» Objective:
Go through the data below. List every line that holds the word "yelp".

+-------+

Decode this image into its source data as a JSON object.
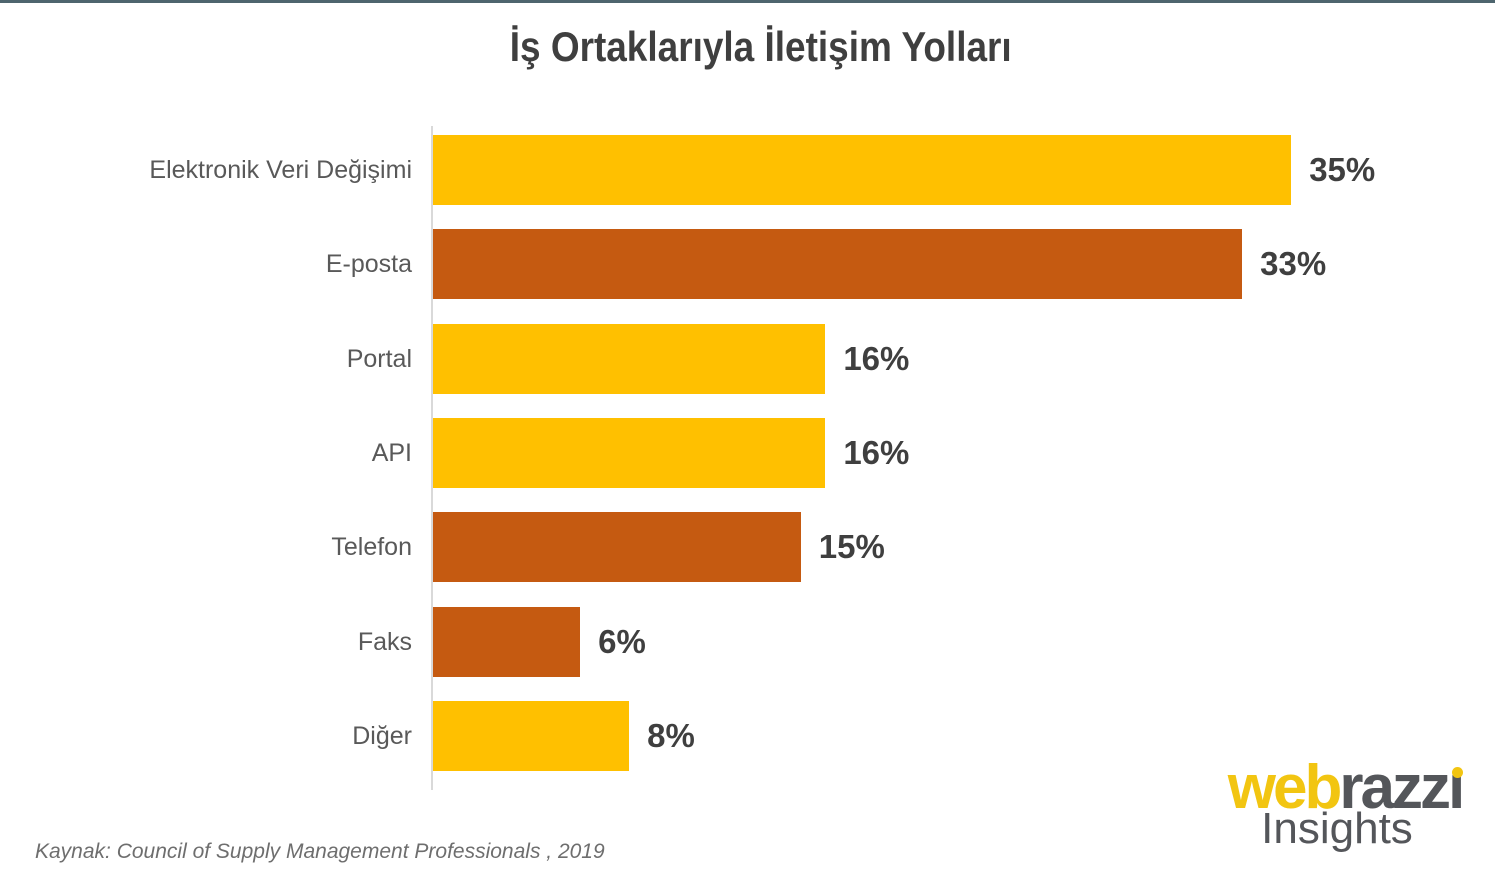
{
  "top_bar_color": "#4e656e",
  "title": "İş Ortaklarıyla İletişim Yolları",
  "chart_data": {
    "type": "bar",
    "orientation": "horizontal",
    "title": "İş Ortaklarıyla İletişim Yolları",
    "categories": [
      "Elektronik Veri Değişimi",
      "E-posta",
      "Portal",
      "API",
      "Telefon",
      "Faks",
      "Diğer"
    ],
    "values": [
      35,
      33,
      16,
      16,
      15,
      6,
      8
    ],
    "value_labels": [
      "35%",
      "33%",
      "16%",
      "16%",
      "15%",
      "6%",
      "8%"
    ],
    "bar_colors": [
      "#FFC000",
      "#C55A11",
      "#FFC000",
      "#FFC000",
      "#C55A11",
      "#C55A11",
      "#FFC000"
    ],
    "xlim": [
      0,
      35
    ],
    "grid": false,
    "legend": false
  },
  "source_note": "Kaynak: Council of Supply Management Professionals , 2019",
  "logo": {
    "part1": "web",
    "part2": "razzi",
    "subtitle": "Insights",
    "part1_color": "#F2C511",
    "part2_color": "#54565A"
  }
}
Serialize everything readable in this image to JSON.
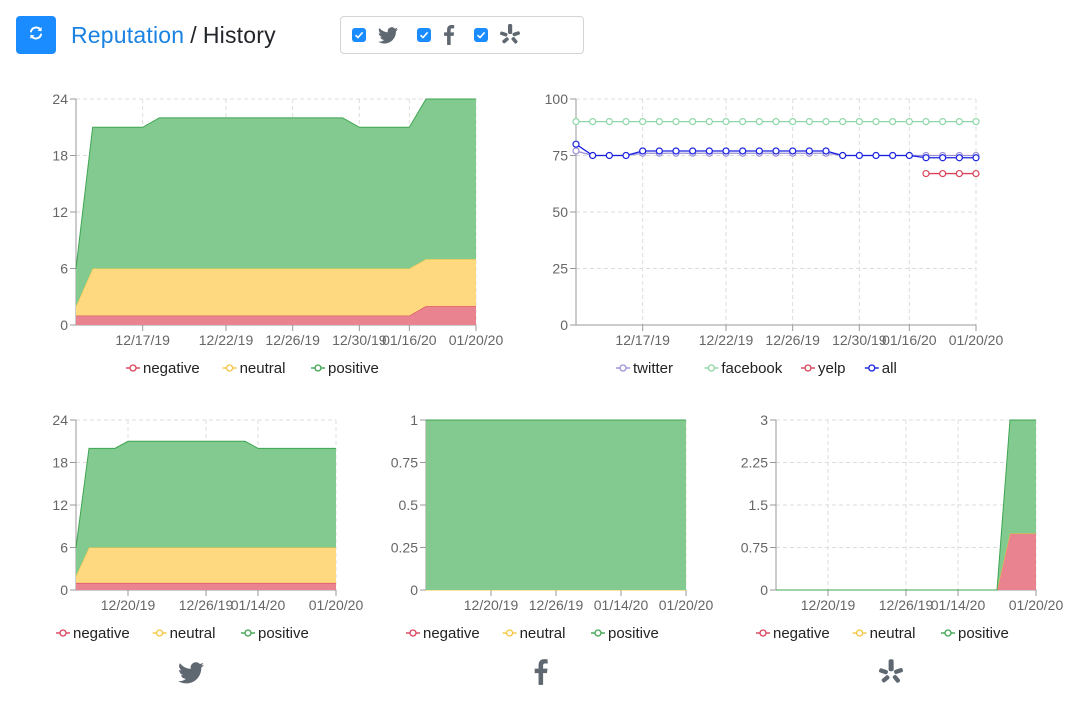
{
  "header": {
    "root_label": "Reputation",
    "separator": "/",
    "current_label": "History"
  },
  "toolbar": {
    "refresh_icon": "refresh-icon",
    "filters": [
      {
        "icon": "twitter-icon",
        "checked": true
      },
      {
        "icon": "facebook-icon",
        "checked": true
      },
      {
        "icon": "yelp-icon",
        "checked": true
      }
    ]
  },
  "colors": {
    "negative": "#e8838f",
    "neutral": "#fed97f",
    "positive": "#82ca8f",
    "twitter": "#9b8fd8",
    "facebook": "#8fd6a8",
    "yelp": "#d9435a",
    "all": "#1a22e0"
  },
  "footer_icons": [
    "twitter-icon",
    "facebook-icon",
    "yelp-icon"
  ],
  "chart_data": [
    {
      "id": "overall-area",
      "type": "area",
      "stacked": true,
      "x": [
        "12/13/19",
        "12/14/19",
        "12/15/19",
        "12/16/19",
        "12/17/19",
        "12/18/19",
        "12/19/19",
        "12/20/19",
        "12/21/19",
        "12/22/19",
        "12/23/19",
        "12/24/19",
        "12/25/19",
        "12/26/19",
        "12/27/19",
        "12/28/19",
        "12/29/19",
        "12/30/19",
        "12/31/19",
        "01/01/20",
        "01/16/20",
        "01/17/20",
        "01/18/20",
        "01/19/20",
        "01/20/20"
      ],
      "xticks": [
        "12/17/19",
        "12/22/19",
        "12/26/19",
        "12/30/19",
        "01/16/20",
        "01/20/20"
      ],
      "ylim": [
        0,
        24
      ],
      "yticks": [
        0,
        6,
        12,
        18,
        24
      ],
      "series": [
        {
          "name": "negative",
          "values": [
            1,
            1,
            1,
            1,
            1,
            1,
            1,
            1,
            1,
            1,
            1,
            1,
            1,
            1,
            1,
            1,
            1,
            1,
            1,
            1,
            1,
            2,
            2,
            2,
            2
          ]
        },
        {
          "name": "neutral",
          "values": [
            1,
            5,
            5,
            5,
            5,
            5,
            5,
            5,
            5,
            5,
            5,
            5,
            5,
            5,
            5,
            5,
            5,
            5,
            5,
            5,
            5,
            5,
            5,
            5,
            5
          ]
        },
        {
          "name": "positive",
          "values": [
            4,
            15,
            15,
            15,
            15,
            16,
            16,
            16,
            16,
            16,
            16,
            16,
            16,
            16,
            16,
            16,
            16,
            15,
            15,
            15,
            15,
            17,
            17,
            17,
            17
          ]
        }
      ],
      "legend": "bottom",
      "grid": true
    },
    {
      "id": "score-lines",
      "type": "line",
      "x": [
        "12/13/19",
        "12/14/19",
        "12/15/19",
        "12/16/19",
        "12/17/19",
        "12/18/19",
        "12/19/19",
        "12/20/19",
        "12/21/19",
        "12/22/19",
        "12/23/19",
        "12/24/19",
        "12/25/19",
        "12/26/19",
        "12/27/19",
        "12/28/19",
        "12/29/19",
        "12/30/19",
        "12/31/19",
        "01/01/20",
        "01/16/20",
        "01/17/20",
        "01/18/20",
        "01/19/20",
        "01/20/20"
      ],
      "xticks": [
        "12/17/19",
        "12/22/19",
        "12/26/19",
        "12/30/19",
        "01/16/20",
        "01/20/20"
      ],
      "ylim": [
        0,
        100
      ],
      "yticks": [
        0,
        25,
        50,
        75,
        100
      ],
      "series": [
        {
          "name": "twitter",
          "values": [
            77,
            75,
            75,
            75,
            76,
            76,
            76,
            76,
            76,
            76,
            76,
            76,
            76,
            76,
            76,
            76,
            75,
            75,
            75,
            75,
            75,
            75,
            75,
            75,
            75
          ]
        },
        {
          "name": "facebook",
          "values": [
            90,
            90,
            90,
            90,
            90,
            90,
            90,
            90,
            90,
            90,
            90,
            90,
            90,
            90,
            90,
            90,
            90,
            90,
            90,
            90,
            90,
            90,
            90,
            90,
            90
          ]
        },
        {
          "name": "yelp",
          "values": [
            null,
            null,
            null,
            null,
            null,
            null,
            null,
            null,
            null,
            null,
            null,
            null,
            null,
            null,
            null,
            null,
            null,
            null,
            null,
            null,
            null,
            67,
            67,
            67,
            67
          ]
        },
        {
          "name": "all",
          "values": [
            80,
            75,
            75,
            75,
            77,
            77,
            77,
            77,
            77,
            77,
            77,
            77,
            77,
            77,
            77,
            77,
            75,
            75,
            75,
            75,
            75,
            74,
            74,
            74,
            74
          ]
        }
      ],
      "legend": "bottom",
      "grid": true
    },
    {
      "id": "twitter-area",
      "type": "area",
      "stacked": true,
      "x": [
        "12/16/19",
        "12/17/19",
        "12/18/19",
        "12/19/19",
        "12/20/19",
        "12/21/19",
        "12/22/19",
        "12/23/19",
        "12/24/19",
        "12/25/19",
        "12/26/19",
        "12/27/19",
        "12/28/19",
        "12/29/19",
        "01/14/20",
        "01/15/20",
        "01/16/20",
        "01/17/20",
        "01/18/20",
        "01/19/20",
        "01/20/20"
      ],
      "xticks": [
        "12/20/19",
        "12/26/19",
        "01/14/20",
        "01/20/20"
      ],
      "ylim": [
        0,
        24
      ],
      "yticks": [
        0,
        6,
        12,
        18,
        24
      ],
      "series": [
        {
          "name": "negative",
          "values": [
            1,
            1,
            1,
            1,
            1,
            1,
            1,
            1,
            1,
            1,
            1,
            1,
            1,
            1,
            1,
            1,
            1,
            1,
            1,
            1,
            1
          ]
        },
        {
          "name": "neutral",
          "values": [
            1,
            5,
            5,
            5,
            5,
            5,
            5,
            5,
            5,
            5,
            5,
            5,
            5,
            5,
            5,
            5,
            5,
            5,
            5,
            5,
            5
          ]
        },
        {
          "name": "positive",
          "values": [
            4,
            14,
            14,
            14,
            15,
            15,
            15,
            15,
            15,
            15,
            15,
            15,
            15,
            15,
            14,
            14,
            14,
            14,
            14,
            14,
            14
          ]
        }
      ],
      "legend": "bottom",
      "grid": true
    },
    {
      "id": "facebook-area",
      "type": "area",
      "stacked": true,
      "x": [
        "12/16/19",
        "12/20/19",
        "12/26/19",
        "01/14/20",
        "01/20/20"
      ],
      "xticks": [
        "12/20/19",
        "12/26/19",
        "01/14/20",
        "01/20/20"
      ],
      "ylim": [
        0,
        1
      ],
      "yticks": [
        0,
        0.25,
        0.5,
        0.75,
        1
      ],
      "series": [
        {
          "name": "negative",
          "values": [
            0,
            0,
            0,
            0,
            0
          ]
        },
        {
          "name": "neutral",
          "values": [
            0,
            0,
            0,
            0,
            0
          ]
        },
        {
          "name": "positive",
          "values": [
            1,
            1,
            1,
            1,
            1
          ]
        }
      ],
      "legend": "bottom",
      "grid": true
    },
    {
      "id": "yelp-area",
      "type": "area",
      "stacked": true,
      "x": [
        "12/16/19",
        "12/17/19",
        "12/18/19",
        "12/19/19",
        "12/20/19",
        "12/21/19",
        "12/22/19",
        "12/23/19",
        "12/24/19",
        "12/25/19",
        "12/26/19",
        "12/27/19",
        "12/28/19",
        "12/29/19",
        "01/14/20",
        "01/15/20",
        "01/16/20",
        "01/17/20",
        "01/18/20",
        "01/19/20",
        "01/20/20"
      ],
      "xticks": [
        "12/20/19",
        "12/26/19",
        "01/14/20",
        "01/20/20"
      ],
      "ylim": [
        0,
        3
      ],
      "yticks": [
        0,
        0.75,
        1.5,
        2.25,
        3
      ],
      "series": [
        {
          "name": "negative",
          "values": [
            0,
            0,
            0,
            0,
            0,
            0,
            0,
            0,
            0,
            0,
            0,
            0,
            0,
            0,
            0,
            0,
            0,
            0,
            1,
            1,
            1
          ]
        },
        {
          "name": "neutral",
          "values": [
            0,
            0,
            0,
            0,
            0,
            0,
            0,
            0,
            0,
            0,
            0,
            0,
            0,
            0,
            0,
            0,
            0,
            0,
            0,
            0,
            0
          ]
        },
        {
          "name": "positive",
          "values": [
            0,
            0,
            0,
            0,
            0,
            0,
            0,
            0,
            0,
            0,
            0,
            0,
            0,
            0,
            0,
            0,
            0,
            0,
            2,
            2,
            2
          ]
        }
      ],
      "legend": "bottom",
      "grid": true
    }
  ]
}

+-------+

» Result of this exercise:
        "icon": "yelp-icon",
    "yelp": "#d9435a",
    "yelp-icon"
          "name": "yelp",
      "id": "yelp-area",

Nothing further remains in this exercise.